*Problem to work on*: Update these items by changing "standard diet" to "control diet" wherever it appears, keeping every other line as it is. Omit the pictures from your answer.

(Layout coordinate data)

_____

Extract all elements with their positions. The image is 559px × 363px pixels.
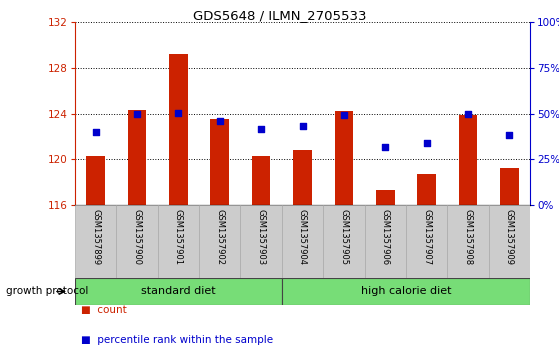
Text: GSM1357901: GSM1357901 [174, 209, 183, 265]
Text: GSM1357903: GSM1357903 [257, 209, 266, 265]
Bar [323, 205, 364, 278]
Point [381, 144, 390, 150]
Bar [364, 205, 406, 278]
Text: GSM1357909: GSM1357909 [505, 209, 514, 265]
Text: GSM1357902: GSM1357902 [215, 209, 224, 265]
Text: GDS5648 / ILMN_2705533: GDS5648 / ILMN_2705533 [193, 9, 366, 22]
Bar [240, 205, 282, 278]
Text: GSM1357905: GSM1357905 [339, 209, 348, 265]
Bar [293, 150, 312, 205]
Bar [87, 156, 105, 205]
Bar [282, 278, 530, 305]
Text: GSM1357904: GSM1357904 [298, 209, 307, 265]
Text: high calorie diet: high calorie diet [361, 286, 451, 297]
Point [422, 140, 431, 146]
Point [298, 123, 307, 129]
Bar [75, 205, 116, 278]
Point [91, 129, 100, 135]
Text: ■  count: ■ count [80, 305, 126, 315]
Bar [376, 190, 395, 205]
Text: standard diet: standard diet [141, 286, 216, 297]
Bar [75, 278, 282, 305]
Bar [116, 205, 158, 278]
Bar [211, 119, 229, 205]
Text: ■  percentile rank within the sample: ■ percentile rank within the sample [80, 335, 273, 345]
Bar [199, 205, 240, 278]
Bar [128, 110, 146, 205]
Bar [458, 115, 477, 205]
Point [132, 111, 141, 117]
Text: GSM1357908: GSM1357908 [463, 209, 472, 265]
Bar [282, 205, 323, 278]
Bar [500, 168, 519, 205]
Bar [489, 205, 530, 278]
Bar [447, 205, 489, 278]
Point [257, 126, 266, 132]
Text: GSM1357900: GSM1357900 [132, 209, 141, 265]
Point [505, 132, 514, 138]
Bar [406, 205, 447, 278]
Bar [334, 111, 353, 205]
Bar [252, 156, 271, 205]
Point [215, 118, 224, 124]
Text: growth protocol: growth protocol [6, 286, 88, 297]
Text: GSM1357906: GSM1357906 [381, 209, 390, 265]
Text: GSM1357899: GSM1357899 [91, 209, 100, 265]
Text: GSM1357907: GSM1357907 [422, 209, 431, 265]
Bar [169, 54, 188, 205]
Point [174, 110, 183, 115]
Point [339, 113, 348, 118]
Bar [417, 174, 436, 205]
Bar [158, 205, 199, 278]
Point [463, 111, 472, 117]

_____

*Completed task*:
Extract all elements with their positions. The image is 559px × 363px pixels.
Text: GSM1357901: GSM1357901 [174, 209, 183, 265]
Text: GSM1357903: GSM1357903 [257, 209, 266, 265]
Bar [323, 205, 364, 278]
Point [381, 144, 390, 150]
Bar [364, 205, 406, 278]
Text: GSM1357909: GSM1357909 [505, 209, 514, 265]
Text: GSM1357902: GSM1357902 [215, 209, 224, 265]
Text: GDS5648 / ILMN_2705533: GDS5648 / ILMN_2705533 [193, 9, 366, 22]
Bar [240, 205, 282, 278]
Text: GSM1357905: GSM1357905 [339, 209, 348, 265]
Bar [293, 150, 312, 205]
Bar [87, 156, 105, 205]
Bar [282, 278, 530, 305]
Text: GSM1357904: GSM1357904 [298, 209, 307, 265]
Text: high calorie diet: high calorie diet [361, 286, 451, 297]
Point [422, 140, 431, 146]
Point [298, 123, 307, 129]
Bar [75, 205, 116, 278]
Point [91, 129, 100, 135]
Text: ■  count: ■ count [80, 305, 126, 315]
Bar [376, 190, 395, 205]
Text: control diet: control diet [141, 286, 216, 297]
Bar [75, 278, 282, 305]
Bar [116, 205, 158, 278]
Bar [211, 119, 229, 205]
Text: ■  percentile rank within the sample: ■ percentile rank within the sample [80, 335, 273, 345]
Bar [199, 205, 240, 278]
Bar [128, 110, 146, 205]
Bar [458, 115, 477, 205]
Point [132, 111, 141, 117]
Text: GSM1357908: GSM1357908 [463, 209, 472, 265]
Bar [282, 205, 323, 278]
Bar [500, 168, 519, 205]
Bar [489, 205, 530, 278]
Bar [447, 205, 489, 278]
Point [257, 126, 266, 132]
Text: GSM1357900: GSM1357900 [132, 209, 141, 265]
Point [505, 132, 514, 138]
Bar [406, 205, 447, 278]
Bar [334, 111, 353, 205]
Bar [252, 156, 271, 205]
Point [215, 118, 224, 124]
Text: growth protocol: growth protocol [6, 286, 88, 297]
Text: GSM1357906: GSM1357906 [381, 209, 390, 265]
Text: GSM1357899: GSM1357899 [91, 209, 100, 265]
Text: GSM1357907: GSM1357907 [422, 209, 431, 265]
Bar [169, 54, 188, 205]
Point [174, 110, 183, 115]
Point [339, 113, 348, 118]
Bar [417, 174, 436, 205]
Bar [158, 205, 199, 278]
Point [463, 111, 472, 117]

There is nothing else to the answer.